WHAT NEEDS TO BE DONE:
Pull each line containing "value" out of the data and copy it.

RECORDED DATA:
## begin

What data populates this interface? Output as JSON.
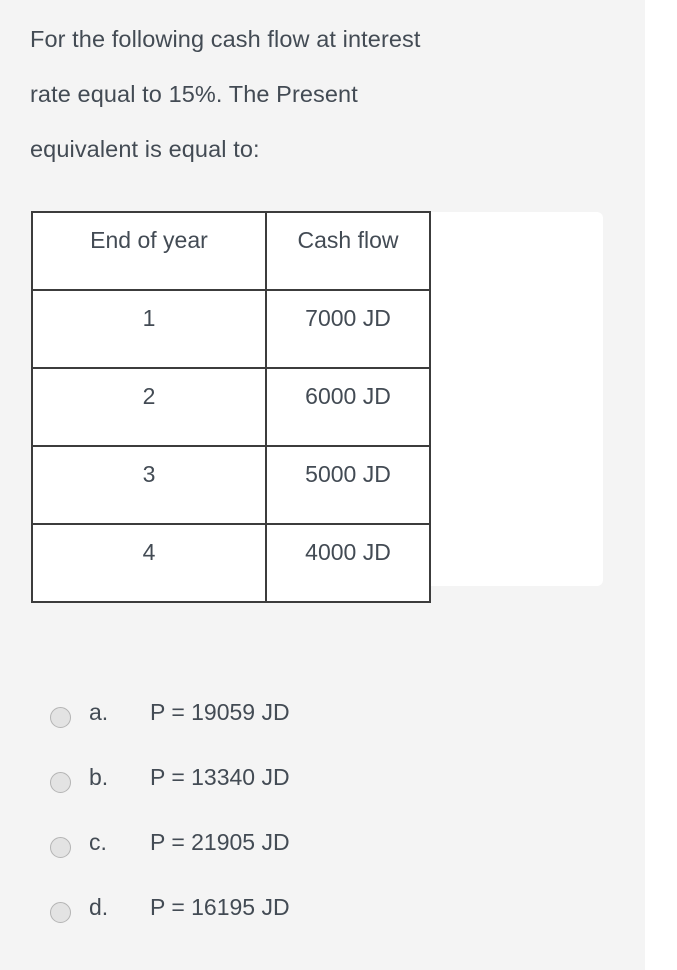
{
  "question": {
    "lines": [
      "For the following cash flow at interest",
      "rate equal to 15%. The Present",
      "equivalent is equal to:"
    ]
  },
  "table": {
    "headers": [
      "End of year",
      "Cash flow"
    ],
    "rows": [
      [
        "1",
        "7000 JD"
      ],
      [
        "2",
        "6000 JD"
      ],
      [
        "3",
        "5000 JD"
      ],
      [
        "4",
        "4000 JD"
      ]
    ]
  },
  "options": [
    {
      "letter": "a.",
      "value": "P = 19059 JD",
      "selected": false
    },
    {
      "letter": "b.",
      "value": "P = 13340 JD",
      "selected": false
    },
    {
      "letter": "c.",
      "value": "P = 21905 JD",
      "selected": false
    },
    {
      "letter": "d.",
      "value": "P = 16195 JD",
      "selected": false
    }
  ],
  "colors": {
    "background": "#f4f4f4",
    "text": "#434b54",
    "table_border": "#3c3c3c",
    "card": "#ffffff",
    "radio_fill": "#e3e3e3",
    "radio_border": "#b4b4b4",
    "gutter_rule": "#d4d4d4"
  }
}
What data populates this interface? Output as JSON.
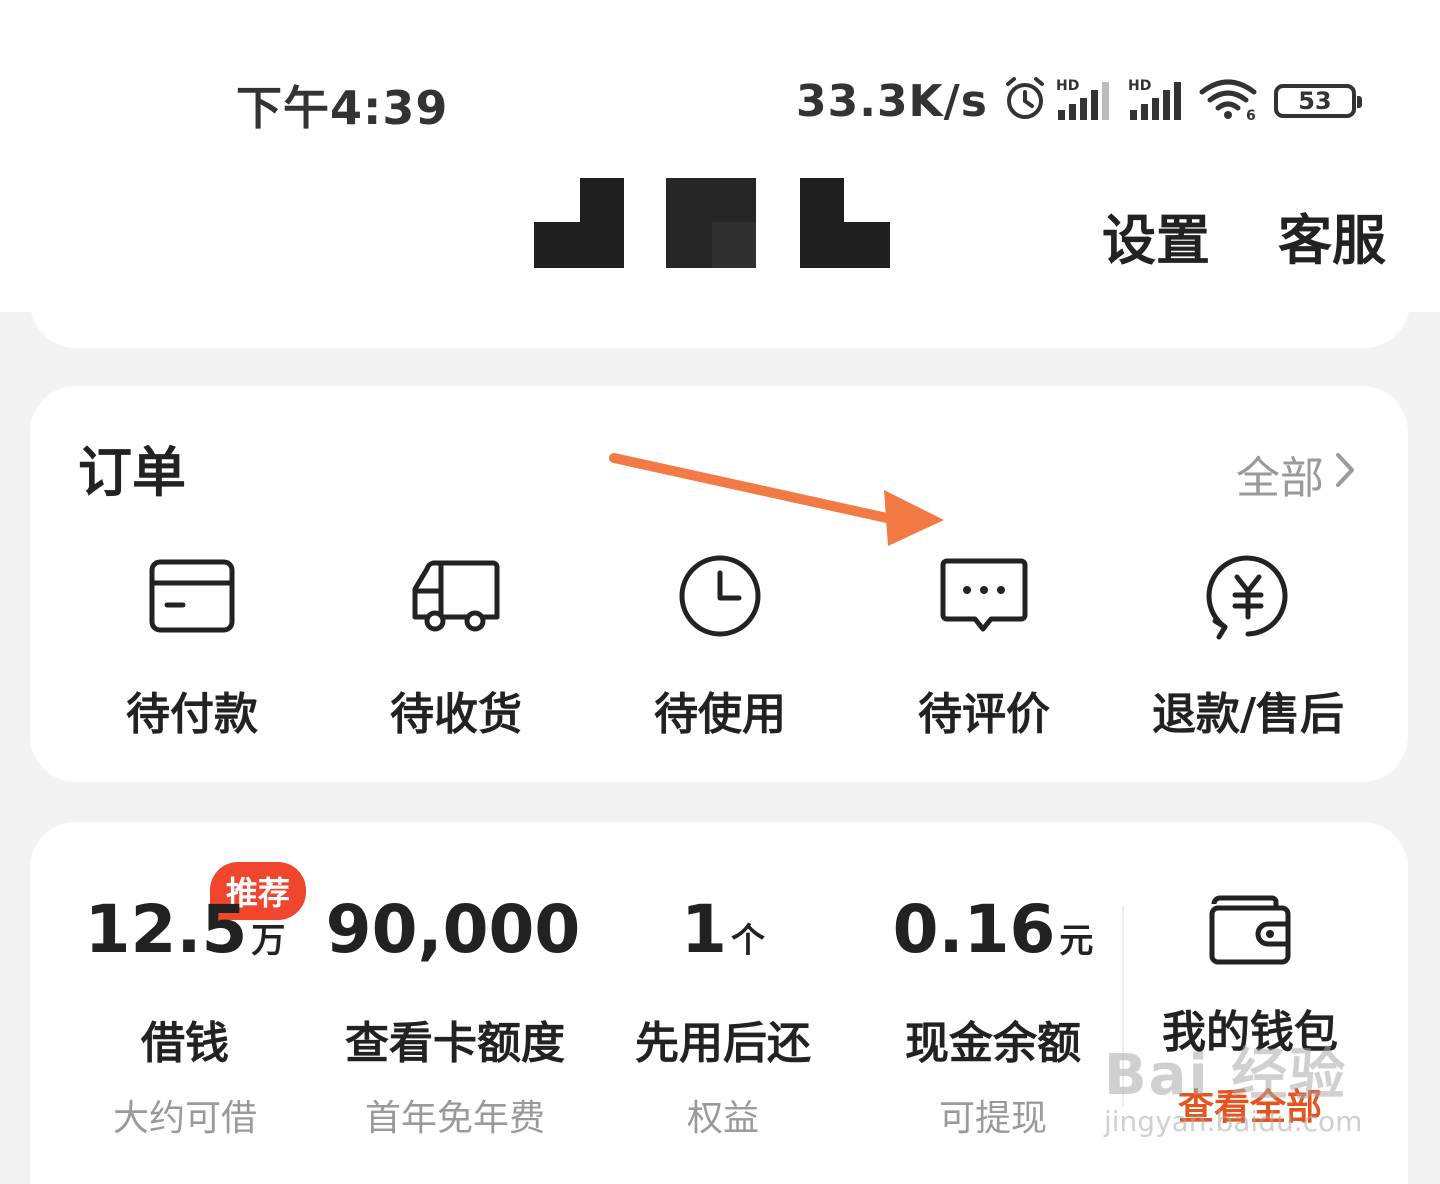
{
  "status_bar": {
    "time": "下午4:39",
    "net_speed": "33.3K/s",
    "battery": "53",
    "icons": [
      "alarm-icon",
      "hd-signal-icon",
      "hd-signal-icon",
      "wifi-icon",
      "battery-icon"
    ]
  },
  "header": {
    "settings": "设置",
    "service": "客服"
  },
  "orders": {
    "title": "订单",
    "all_label": "全部",
    "items": [
      {
        "label": "待付款",
        "icon": "card-icon"
      },
      {
        "label": "待收货",
        "icon": "truck-icon"
      },
      {
        "label": "待使用",
        "icon": "clock-icon"
      },
      {
        "label": "待评价",
        "icon": "comment-icon"
      },
      {
        "label": "退款/售后",
        "icon": "refund-yuan-icon"
      }
    ]
  },
  "finance": {
    "badge": "推荐",
    "items": [
      {
        "value": "12.5",
        "unit": "万",
        "label": "借钱",
        "sub": "大约可借"
      },
      {
        "value": "90,000",
        "unit": "",
        "label": "查看卡额度",
        "sub": "首年免年费"
      },
      {
        "value": "1",
        "unit": "个",
        "label": "先用后还",
        "sub": "权益"
      },
      {
        "value": "0.16",
        "unit": "元",
        "label": "现金余额",
        "sub": "可提现"
      }
    ],
    "wallet": {
      "label": "我的钱包",
      "sub": "查看全部",
      "icon": "wallet-icon"
    }
  },
  "colors": {
    "accent": "#f0462e",
    "annotation_arrow": "#f47a45",
    "muted_text": "#9a9a9a"
  },
  "watermark": {
    "main": "Bai 经验",
    "url": "jingyan.baidu.com"
  }
}
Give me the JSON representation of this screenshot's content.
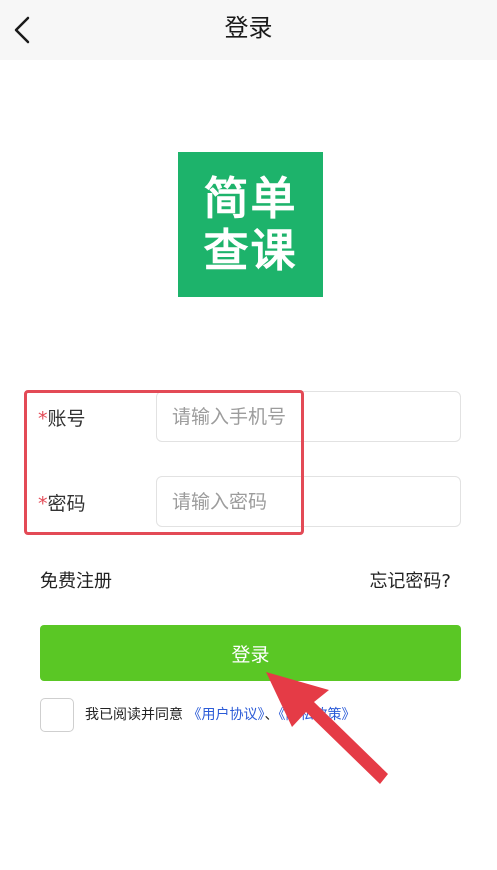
{
  "header": {
    "title": "登录",
    "back_icon": "chevron-left-icon"
  },
  "logo": {
    "line1": "简单",
    "line2": "查课",
    "color": "#1db36b"
  },
  "form": {
    "account": {
      "required_mark": "*",
      "label": "账号",
      "placeholder": "请输入手机号"
    },
    "password": {
      "required_mark": "*",
      "label": "密码",
      "placeholder": "请输入密码"
    }
  },
  "links": {
    "register": "免费注册",
    "forgot_password": "忘记密码?"
  },
  "login_button": {
    "label": "登录",
    "color": "#5ac725"
  },
  "agreement": {
    "prefix": "我已阅读并同意",
    "user_agreement": "《用户协议》",
    "separator": "、",
    "privacy_policy": "《隐私政策》",
    "checked": false
  },
  "annotations": {
    "highlight_color": "#e34a56",
    "arrow_color": "#e53b46"
  }
}
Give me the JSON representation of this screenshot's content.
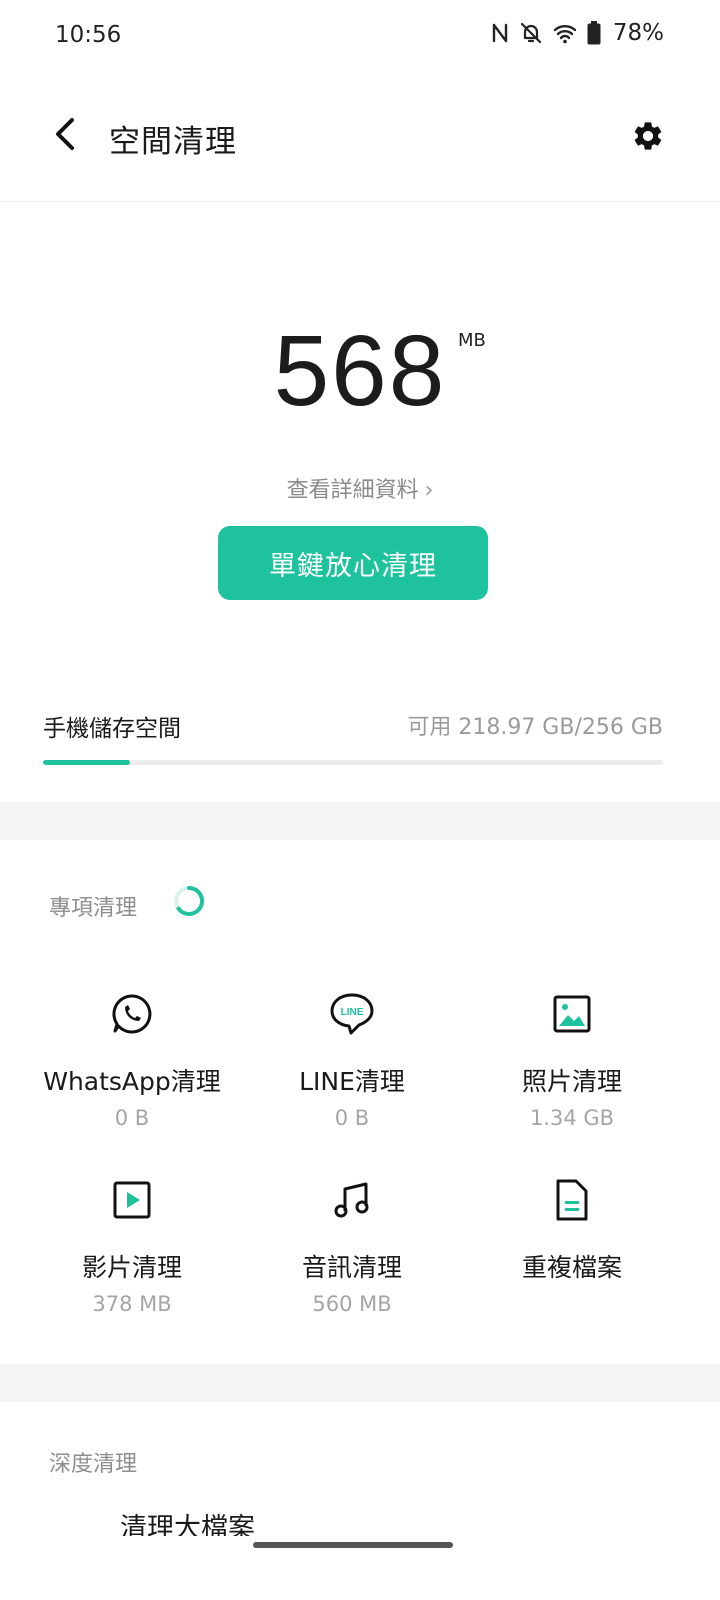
{
  "status_bar": {
    "time": "10:56",
    "battery_percent": "78%",
    "icons": [
      "nfc-icon",
      "mute-bell-icon",
      "wifi-icon",
      "battery-icon"
    ]
  },
  "app_bar": {
    "title": "空間清理",
    "back_icon": "back-arrow-icon",
    "settings_icon": "gear-icon"
  },
  "summary": {
    "junk_size": "568",
    "junk_unit": "MB",
    "details_link": "查看詳細資料",
    "clean_button": "單鍵放心清理"
  },
  "storage": {
    "label": "手機儲存空間",
    "value": "可用 218.97 GB/256 GB",
    "used_fraction": 0.14
  },
  "special_cleanup": {
    "title": "專項清理",
    "items": [
      {
        "label": "WhatsApp清理",
        "size": "0 B",
        "icon": "whatsapp-icon"
      },
      {
        "label": "LINE清理",
        "size": "0 B",
        "icon": "line-icon"
      },
      {
        "label": "照片清理",
        "size": "1.34 GB",
        "icon": "photo-icon"
      },
      {
        "label": "影片清理",
        "size": "378 MB",
        "icon": "video-icon"
      },
      {
        "label": "音訊清理",
        "size": "560 MB",
        "icon": "music-icon"
      },
      {
        "label": "重複檔案",
        "size": "",
        "icon": "duplicate-file-icon"
      }
    ]
  },
  "deep_cleanup": {
    "title": "深度清理",
    "first_item": "清理大檔案"
  },
  "colors": {
    "accent": "#1ec39d",
    "background": "#ffffff",
    "band": "#f5f5f5"
  }
}
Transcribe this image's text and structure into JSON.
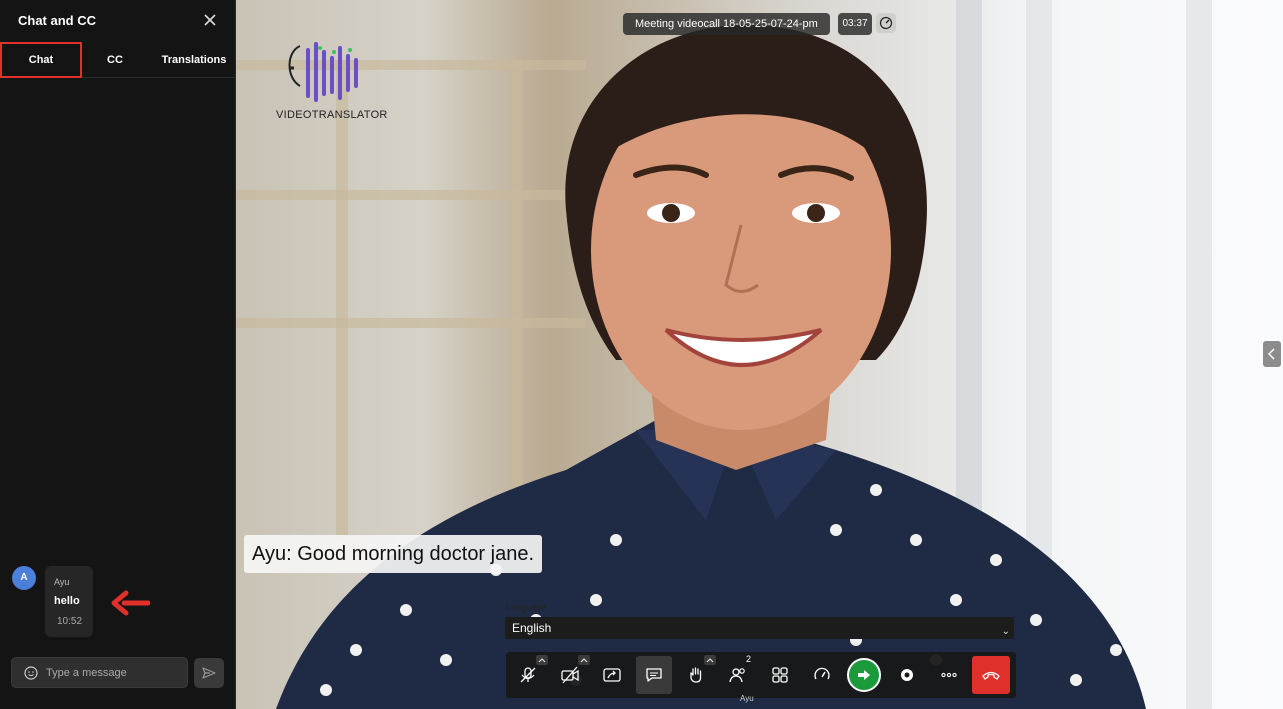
{
  "sidebar": {
    "title": "Chat and CC",
    "tabs": [
      "Chat",
      "CC",
      "Translations"
    ],
    "active_tab": "Chat",
    "messages": [
      {
        "avatar_initial": "A",
        "author": "Ayu",
        "text": "hello",
        "time": "10:52"
      }
    ],
    "input": {
      "placeholder": "Type a message",
      "value": ""
    }
  },
  "video": {
    "logo_text": "VIDEOTRANSLATOR",
    "meeting_title": "Meeting videocall 18-05-25-07-24-pm",
    "timer": "03:37",
    "caption": "Ayu: Good morning doctor jane.",
    "language": {
      "label": "Language",
      "selected": "English"
    },
    "toolbar": {
      "participants_count": "2",
      "user_name": "Ayu",
      "buttons": [
        "mic-off",
        "video-off",
        "share-screen",
        "chat",
        "raise-hand",
        "participants",
        "apps",
        "stats",
        "enter",
        "record",
        "more",
        "leave"
      ]
    }
  },
  "colors": {
    "highlight": "#e0302c",
    "accent_green": "#1b9a3c",
    "avatar_blue": "#4c7fd9",
    "leave_red": "#e0302c"
  }
}
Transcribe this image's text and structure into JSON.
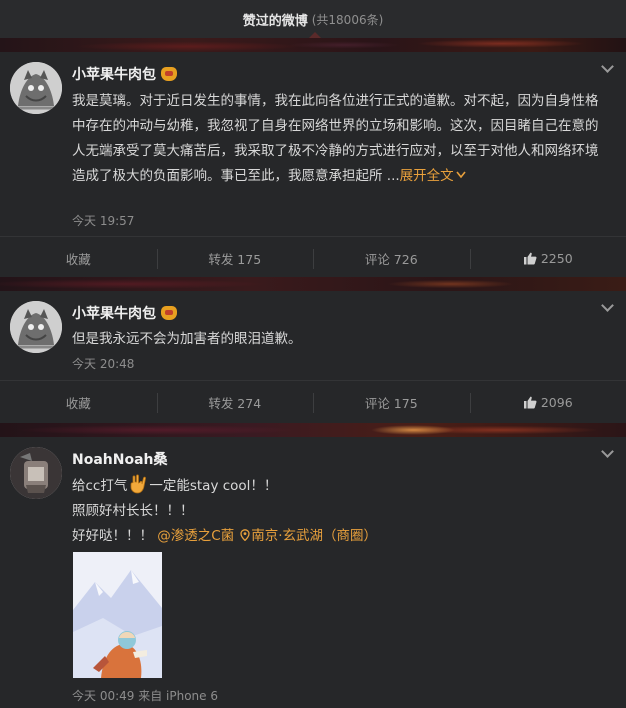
{
  "header": {
    "title": "赞过的微博",
    "count": "(共18006条)"
  },
  "posts": [
    {
      "author": "小苹果牛肉包",
      "text": "我是莫璃。对于近日发生的事情，我在此向各位进行正式的道歉。对不起，因为自身性格中存在的冲动与幼稚，我忽视了自身在网络世界的立场和影响。这次，因目睹自己在意的人无端承受了莫大痛苦后，我采取了极不冷静的方式进行应对，以至于对他人和网络环境造成了极大的负面影响。事已至此，我愿意承担起所 ...",
      "expand_label": "展开全文",
      "time": "今天 19:57",
      "actions": {
        "favorite": "收藏",
        "repost": "转发 175",
        "comment": "评论 726",
        "like": "2250"
      }
    },
    {
      "author": "小苹果牛肉包",
      "text": "但是我永远不会为加害者的眼泪道歉。",
      "time": "今天 20:48",
      "actions": {
        "favorite": "收藏",
        "repost": "转发 274",
        "comment": "评论 175",
        "like": "2096"
      }
    },
    {
      "author": "NoahNoah桑",
      "line1_a": "给cc打气",
      "line1_b": "一定能stay cool！！",
      "line2": "照顾好村长长！！！",
      "line3": "好好哒！！！",
      "mention": "@渗透之C菌",
      "location": "南京·玄武湖（商圈）",
      "time": "今天 00:49 来自 iPhone 6"
    }
  ],
  "colors": {
    "accent": "#e8a03c",
    "background": "#1e1f21",
    "card": "#262729"
  },
  "icons": [
    "chevron-down-icon",
    "vip-crown-icon",
    "thumbs-up-icon",
    "location-pin-icon",
    "rock-hand-emoji"
  ]
}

## end

WORKED ANSWER:
      "value": "P = 19059 JD",
      "value": "P = 13340 JD",
      "value": "P = 21905 JD",
      "value": "P = 16195 JD",
        "value": "12.5",
        "value": "90,000",
        "value": "1",
        "value": "0.16",
    "value": "可用 218.97 GB/256 GB",
      "value": ""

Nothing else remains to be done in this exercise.